──────── Information supplied ────────
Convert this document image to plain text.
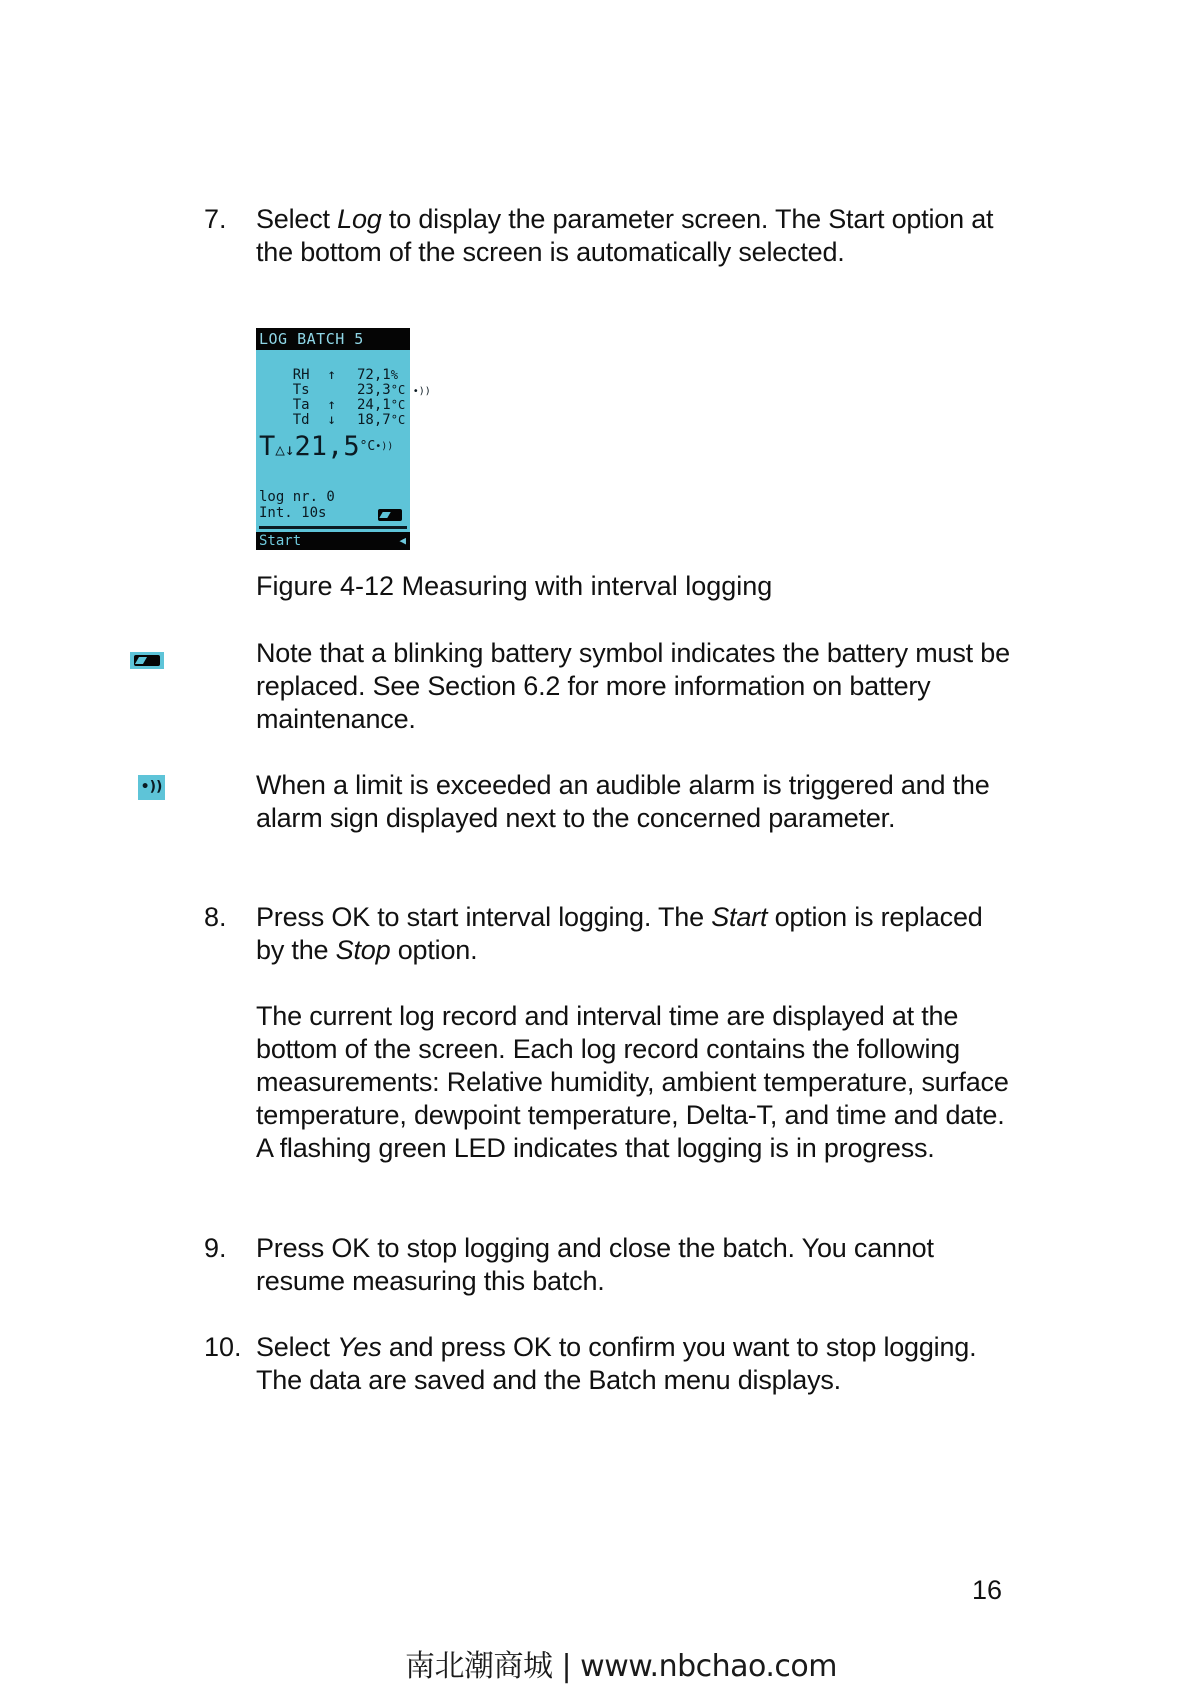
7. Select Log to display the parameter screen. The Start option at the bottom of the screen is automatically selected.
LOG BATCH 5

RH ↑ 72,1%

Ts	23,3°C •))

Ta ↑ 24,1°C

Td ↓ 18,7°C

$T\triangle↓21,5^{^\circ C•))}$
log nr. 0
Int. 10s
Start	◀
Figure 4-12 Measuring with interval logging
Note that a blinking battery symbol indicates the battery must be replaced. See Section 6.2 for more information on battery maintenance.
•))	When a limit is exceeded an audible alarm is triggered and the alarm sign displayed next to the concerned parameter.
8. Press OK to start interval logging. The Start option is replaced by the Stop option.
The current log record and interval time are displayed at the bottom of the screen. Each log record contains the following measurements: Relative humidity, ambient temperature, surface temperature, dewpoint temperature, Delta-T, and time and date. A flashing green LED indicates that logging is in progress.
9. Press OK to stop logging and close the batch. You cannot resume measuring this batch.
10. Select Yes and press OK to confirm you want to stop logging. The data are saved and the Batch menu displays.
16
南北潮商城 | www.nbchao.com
────────
What the task requires
Print the listing above in full, exactly as written. Omit any pictures.

Solution to the exercise
Convert this document image to plain text.
7. Select Log to display the parameter screen. The Start option at the bottom of the screen is automatically selected.
LOG BATCH 5

RH ↑ 72,1%

Ts	23,3°C •))

Ta ↑ 24,1°C

Td ↓ 18,7°C

$T\triangle↓21,5^{^\circ C•))}$
log nr. 0
Int. 10s
Start	◀
Figure 4-12 Measuring with interval logging
Note that a blinking battery symbol indicates the battery must be replaced. See Section 6.2 for more information on battery maintenance.
•))	When a limit is exceeded an audible alarm is triggered and the alarm sign displayed next to the concerned parameter.
8. Press OK to start interval logging. The Start option is replaced by the Stop option.
The current log record and interval time are displayed at the bottom of the screen. Each log record contains the following measurements: Relative humidity, ambient temperature, surface temperature, dewpoint temperature, Delta-T, and time and date. A flashing green LED indicates that logging is in progress.
9. Press OK to stop logging and close the batch. You cannot resume measuring this batch.
10. Select Yes and press OK to confirm you want to stop logging. The data are saved and the Batch menu displays.
16
南北潮商城 | www.nbchao.com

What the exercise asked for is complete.